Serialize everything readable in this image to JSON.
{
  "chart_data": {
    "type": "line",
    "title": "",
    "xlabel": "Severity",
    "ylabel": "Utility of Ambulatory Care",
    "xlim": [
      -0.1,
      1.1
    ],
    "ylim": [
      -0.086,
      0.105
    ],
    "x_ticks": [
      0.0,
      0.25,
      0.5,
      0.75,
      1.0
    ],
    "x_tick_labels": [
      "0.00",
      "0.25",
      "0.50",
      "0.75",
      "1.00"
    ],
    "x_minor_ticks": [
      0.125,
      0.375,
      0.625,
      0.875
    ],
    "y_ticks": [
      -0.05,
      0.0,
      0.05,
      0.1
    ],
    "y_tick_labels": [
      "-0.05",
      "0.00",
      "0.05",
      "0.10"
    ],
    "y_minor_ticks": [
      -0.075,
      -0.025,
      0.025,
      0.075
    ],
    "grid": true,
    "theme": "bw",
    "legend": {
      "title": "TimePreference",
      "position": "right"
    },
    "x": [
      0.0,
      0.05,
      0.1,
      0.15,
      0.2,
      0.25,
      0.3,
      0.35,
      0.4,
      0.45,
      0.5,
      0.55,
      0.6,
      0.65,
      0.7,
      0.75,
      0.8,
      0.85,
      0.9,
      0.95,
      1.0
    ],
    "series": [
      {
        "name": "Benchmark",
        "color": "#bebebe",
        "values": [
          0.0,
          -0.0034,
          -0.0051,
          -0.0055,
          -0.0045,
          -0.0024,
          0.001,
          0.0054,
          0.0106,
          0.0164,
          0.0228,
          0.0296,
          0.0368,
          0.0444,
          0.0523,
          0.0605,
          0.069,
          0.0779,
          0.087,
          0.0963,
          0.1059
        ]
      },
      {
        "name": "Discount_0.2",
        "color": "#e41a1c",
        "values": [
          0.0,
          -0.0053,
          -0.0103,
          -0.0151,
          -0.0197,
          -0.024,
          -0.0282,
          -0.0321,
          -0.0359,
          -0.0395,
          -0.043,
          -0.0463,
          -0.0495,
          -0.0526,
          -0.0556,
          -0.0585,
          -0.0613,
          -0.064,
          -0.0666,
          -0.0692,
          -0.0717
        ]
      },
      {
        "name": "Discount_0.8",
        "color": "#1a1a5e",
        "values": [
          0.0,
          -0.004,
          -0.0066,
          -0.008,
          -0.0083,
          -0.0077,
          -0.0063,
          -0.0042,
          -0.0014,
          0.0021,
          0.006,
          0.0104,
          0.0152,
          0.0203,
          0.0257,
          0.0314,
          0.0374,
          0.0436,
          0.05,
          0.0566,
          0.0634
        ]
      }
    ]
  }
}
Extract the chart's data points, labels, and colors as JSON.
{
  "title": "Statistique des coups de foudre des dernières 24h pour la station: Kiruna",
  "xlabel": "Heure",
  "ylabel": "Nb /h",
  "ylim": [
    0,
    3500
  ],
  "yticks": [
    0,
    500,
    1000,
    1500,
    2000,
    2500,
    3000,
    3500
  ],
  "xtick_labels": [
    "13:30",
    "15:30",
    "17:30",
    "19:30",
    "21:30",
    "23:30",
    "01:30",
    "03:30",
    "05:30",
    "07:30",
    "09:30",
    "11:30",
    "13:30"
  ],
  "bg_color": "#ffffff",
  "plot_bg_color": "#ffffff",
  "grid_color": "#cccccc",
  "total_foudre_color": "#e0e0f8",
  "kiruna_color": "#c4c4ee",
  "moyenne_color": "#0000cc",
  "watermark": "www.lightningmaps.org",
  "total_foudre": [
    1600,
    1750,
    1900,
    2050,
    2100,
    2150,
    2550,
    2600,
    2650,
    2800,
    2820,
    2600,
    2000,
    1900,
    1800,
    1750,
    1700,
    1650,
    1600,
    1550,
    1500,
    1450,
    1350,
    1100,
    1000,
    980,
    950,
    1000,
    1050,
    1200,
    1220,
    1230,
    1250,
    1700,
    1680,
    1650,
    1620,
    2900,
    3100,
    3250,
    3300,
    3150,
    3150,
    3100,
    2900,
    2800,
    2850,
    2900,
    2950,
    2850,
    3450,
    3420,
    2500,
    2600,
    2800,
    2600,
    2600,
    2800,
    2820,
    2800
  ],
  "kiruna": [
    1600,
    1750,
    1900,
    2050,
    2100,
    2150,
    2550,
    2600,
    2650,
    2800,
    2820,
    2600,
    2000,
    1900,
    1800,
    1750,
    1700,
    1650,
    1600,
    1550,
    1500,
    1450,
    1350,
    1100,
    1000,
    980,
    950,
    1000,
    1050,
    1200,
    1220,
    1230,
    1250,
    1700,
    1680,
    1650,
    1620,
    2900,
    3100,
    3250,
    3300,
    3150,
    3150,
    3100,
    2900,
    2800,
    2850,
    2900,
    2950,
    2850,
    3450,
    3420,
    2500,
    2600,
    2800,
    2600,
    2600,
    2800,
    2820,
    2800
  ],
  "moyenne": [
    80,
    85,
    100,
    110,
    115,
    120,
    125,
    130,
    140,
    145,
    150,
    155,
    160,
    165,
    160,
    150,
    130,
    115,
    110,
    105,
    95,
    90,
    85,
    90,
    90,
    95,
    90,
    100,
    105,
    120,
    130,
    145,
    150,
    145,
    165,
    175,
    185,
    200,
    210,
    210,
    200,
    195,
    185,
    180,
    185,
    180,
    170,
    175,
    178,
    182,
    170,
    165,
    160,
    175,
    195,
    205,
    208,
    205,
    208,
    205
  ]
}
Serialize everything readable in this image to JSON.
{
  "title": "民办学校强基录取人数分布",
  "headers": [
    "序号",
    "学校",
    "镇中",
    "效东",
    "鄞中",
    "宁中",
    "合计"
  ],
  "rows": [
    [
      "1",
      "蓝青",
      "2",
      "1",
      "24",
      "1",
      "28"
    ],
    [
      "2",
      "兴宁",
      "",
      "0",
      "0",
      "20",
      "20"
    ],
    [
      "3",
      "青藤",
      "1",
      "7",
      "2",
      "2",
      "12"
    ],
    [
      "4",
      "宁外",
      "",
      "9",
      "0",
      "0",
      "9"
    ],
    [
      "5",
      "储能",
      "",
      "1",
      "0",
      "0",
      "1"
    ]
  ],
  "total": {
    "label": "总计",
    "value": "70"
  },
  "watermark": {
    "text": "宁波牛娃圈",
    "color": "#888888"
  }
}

# What you will do
Please output the complete data exactly.

# Exercise answer
Serialize everything readable in this image to JSON.
{
  "chart_data": {
    "type": "line",
    "title": "",
    "xlabel": "Severity",
    "ylabel": "Utility of Ambulatory Care",
    "xlim": [
      -0.1,
      1.1
    ],
    "ylim": [
      -0.086,
      0.105
    ],
    "x_ticks": [
      0.0,
      0.25,
      0.5,
      0.75,
      1.0
    ],
    "x_tick_labels": [
      "0.00",
      "0.25",
      "0.50",
      "0.75",
      "1.00"
    ],
    "x_minor_ticks": [
      0.125,
      0.375,
      0.625,
      0.875
    ],
    "y_ticks": [
      -0.05,
      0.0,
      0.05,
      0.1
    ],
    "y_tick_labels": [
      "-0.05",
      "0.00",
      "0.05",
      "0.10"
    ],
    "y_minor_ticks": [
      -0.075,
      -0.025,
      0.025,
      0.075
    ],
    "grid": true,
    "theme": "bw",
    "legend": {
      "title": "TimePreference",
      "position": "right"
    },
    "x": [
      0.0,
      0.05,
      0.1,
      0.15,
      0.2,
      0.25,
      0.3,
      0.35,
      0.4,
      0.45,
      0.5,
      0.55,
      0.6,
      0.65,
      0.7,
      0.75,
      0.8,
      0.85,
      0.9,
      0.95,
      1.0
    ],
    "series": [
      {
        "name": "Benchmark",
        "color": "#bebebe",
        "values": [
          0.0,
          -0.0034,
          -0.0051,
          -0.0055,
          -0.0045,
          -0.0024,
          0.001,
          0.0054,
          0.0106,
          0.0164,
          0.0228,
          0.0296,
          0.0368,
          0.0444,
          0.0523,
          0.0605,
          0.069,
          0.0779,
          0.087,
          0.0963,
          0.1059
        ]
      },
      {
        "name": "Discount_0.2",
        "color": "#e41a1c",
        "values": [
          0.0,
          -0.0053,
          -0.0103,
          -0.0151,
          -0.0197,
          -0.024,
          -0.0282,
          -0.0321,
          -0.0359,
          -0.0395,
          -0.043,
          -0.0463,
          -0.0495,
          -0.0526,
          -0.0556,
          -0.0585,
          -0.0613,
          -0.064,
          -0.0666,
          -0.0692,
          -0.0717
        ]
      },
      {
        "name": "Discount_0.8",
        "color": "#1a1a5e",
        "values": [
          0.0,
          -0.004,
          -0.0066,
          -0.008,
          -0.0083,
          -0.0077,
          -0.0063,
          -0.0042,
          -0.0014,
          0.0021,
          0.006,
          0.0104,
          0.0152,
          0.0203,
          0.0257,
          0.0314,
          0.0374,
          0.0436,
          0.05,
          0.0566,
          0.0634
        ]
      }
    ]
  }
}
Extract the chart's data points, labels, and colors as JSON.
{
  "title": "Statistique des coups de foudre des dernières 24h pour la station: Kiruna",
  "xlabel": "Heure",
  "ylabel": "Nb /h",
  "ylim": [
    0,
    3500
  ],
  "yticks": [
    0,
    500,
    1000,
    1500,
    2000,
    2500,
    3000,
    3500
  ],
  "xtick_labels": [
    "13:30",
    "15:30",
    "17:30",
    "19:30",
    "21:30",
    "23:30",
    "01:30",
    "03:30",
    "05:30",
    "07:30",
    "09:30",
    "11:30",
    "13:30"
  ],
  "bg_color": "#ffffff",
  "plot_bg_color": "#ffffff",
  "grid_color": "#cccccc",
  "total_foudre_color": "#e0e0f8",
  "kiruna_color": "#c4c4ee",
  "moyenne_color": "#0000cc",
  "watermark": "www.lightningmaps.org",
  "total_foudre": [
    1600,
    1750,
    1900,
    2050,
    2100,
    2150,
    2550,
    2600,
    2650,
    2800,
    2820,
    2600,
    2000,
    1900,
    1800,
    1750,
    1700,
    1650,
    1600,
    1550,
    1500,
    1450,
    1350,
    1100,
    1000,
    980,
    950,
    1000,
    1050,
    1200,
    1220,
    1230,
    1250,
    1700,
    1680,
    1650,
    1620,
    2900,
    3100,
    3250,
    3300,
    3150,
    3150,
    3100,
    2900,
    2800,
    2850,
    2900,
    2950,
    2850,
    3450,
    3420,
    2500,
    2600,
    2800,
    2600,
    2600,
    2800,
    2820,
    2800
  ],
  "kiruna": [
    1600,
    1750,
    1900,
    2050,
    2100,
    2150,
    2550,
    2600,
    2650,
    2800,
    2820,
    2600,
    2000,
    1900,
    1800,
    1750,
    1700,
    1650,
    1600,
    1550,
    1500,
    1450,
    1350,
    1100,
    1000,
    980,
    950,
    1000,
    1050,
    1200,
    1220,
    1230,
    1250,
    1700,
    1680,
    1650,
    1620,
    2900,
    3100,
    3250,
    3300,
    3150,
    3150,
    3100,
    2900,
    2800,
    2850,
    2900,
    2950,
    2850,
    3450,
    3420,
    2500,
    2600,
    2800,
    2600,
    2600,
    2800,
    2820,
    2800
  ],
  "moyenne": [
    80,
    85,
    100,
    110,
    115,
    120,
    125,
    130,
    140,
    145,
    150,
    155,
    160,
    165,
    160,
    150,
    130,
    115,
    110,
    105,
    95,
    90,
    85,
    90,
    90,
    95,
    90,
    100,
    105,
    120,
    130,
    145,
    150,
    145,
    165,
    175,
    185,
    200,
    210,
    210,
    200,
    195,
    185,
    180,
    185,
    180,
    170,
    175,
    178,
    182,
    170,
    165,
    160,
    175,
    195,
    205,
    208,
    205,
    208,
    205
  ]
}
Serialize everything readable in this image to JSON.
{
  "title": "民办学校强基录取人数分布",
  "headers": [
    "序号",
    "学校",
    "镇中",
    "效东",
    "鄞中",
    "宁中",
    "合计"
  ],
  "rows": [
    [
      "1",
      "蓝青",
      "2",
      "1",
      "24",
      "1",
      "28"
    ],
    [
      "2",
      "兴宁",
      "",
      "0",
      "0",
      "20",
      "20"
    ],
    [
      "3",
      "青藤",
      "1",
      "7",
      "2",
      "2",
      "12"
    ],
    [
      "4",
      "宁外",
      "",
      "9",
      "0",
      "0",
      "9"
    ],
    [
      "5",
      "储能",
      "",
      "1",
      "0",
      "0",
      "1"
    ]
  ],
  "total": {
    "label": "总计",
    "value": "70"
  },
  "watermark": {
    "text": "宁波牛娃圈",
    "color": "#888888"
  }
}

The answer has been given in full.